(What the exercise asks) Within the listing below, locate all lines containing the word "title". Copy each one.

(Dataset records)
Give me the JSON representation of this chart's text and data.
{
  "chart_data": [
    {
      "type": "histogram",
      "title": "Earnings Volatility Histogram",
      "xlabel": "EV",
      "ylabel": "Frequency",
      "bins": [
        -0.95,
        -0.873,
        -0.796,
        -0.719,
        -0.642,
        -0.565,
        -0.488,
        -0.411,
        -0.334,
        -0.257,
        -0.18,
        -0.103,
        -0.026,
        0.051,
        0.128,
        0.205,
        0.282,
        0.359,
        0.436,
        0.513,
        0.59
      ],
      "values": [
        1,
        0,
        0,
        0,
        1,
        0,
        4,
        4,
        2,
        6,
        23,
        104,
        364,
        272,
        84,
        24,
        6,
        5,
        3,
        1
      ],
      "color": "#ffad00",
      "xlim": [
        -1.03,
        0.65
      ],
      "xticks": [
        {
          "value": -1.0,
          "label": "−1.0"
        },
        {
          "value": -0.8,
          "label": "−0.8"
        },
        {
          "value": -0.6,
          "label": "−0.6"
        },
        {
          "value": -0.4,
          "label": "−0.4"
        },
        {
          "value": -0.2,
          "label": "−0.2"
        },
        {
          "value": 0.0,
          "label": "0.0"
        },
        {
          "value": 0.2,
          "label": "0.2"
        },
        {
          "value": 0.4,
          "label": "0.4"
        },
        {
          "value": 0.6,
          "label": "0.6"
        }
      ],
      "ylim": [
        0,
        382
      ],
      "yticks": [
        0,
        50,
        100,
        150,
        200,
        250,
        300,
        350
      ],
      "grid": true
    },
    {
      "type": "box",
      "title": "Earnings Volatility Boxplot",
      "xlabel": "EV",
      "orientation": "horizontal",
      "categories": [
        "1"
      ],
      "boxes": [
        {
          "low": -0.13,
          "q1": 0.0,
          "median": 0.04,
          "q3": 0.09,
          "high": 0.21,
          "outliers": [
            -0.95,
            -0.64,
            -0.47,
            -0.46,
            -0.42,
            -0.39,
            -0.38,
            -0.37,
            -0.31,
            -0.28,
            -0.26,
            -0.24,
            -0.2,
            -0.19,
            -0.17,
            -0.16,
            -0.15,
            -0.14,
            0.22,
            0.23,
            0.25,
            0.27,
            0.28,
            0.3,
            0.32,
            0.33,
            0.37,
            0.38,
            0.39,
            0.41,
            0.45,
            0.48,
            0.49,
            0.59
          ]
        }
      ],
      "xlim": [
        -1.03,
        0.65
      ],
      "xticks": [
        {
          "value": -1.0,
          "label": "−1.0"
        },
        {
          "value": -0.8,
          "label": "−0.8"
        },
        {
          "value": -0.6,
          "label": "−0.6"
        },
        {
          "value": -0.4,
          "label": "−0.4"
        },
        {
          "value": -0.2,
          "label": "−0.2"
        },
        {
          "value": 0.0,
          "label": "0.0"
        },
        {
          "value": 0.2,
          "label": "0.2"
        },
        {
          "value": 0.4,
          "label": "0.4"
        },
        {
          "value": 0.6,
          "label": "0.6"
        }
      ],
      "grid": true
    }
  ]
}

(Solution for this exercise)
      "title": "Earnings Volatility Histogram",
      "title": "Earnings Volatility Boxplot",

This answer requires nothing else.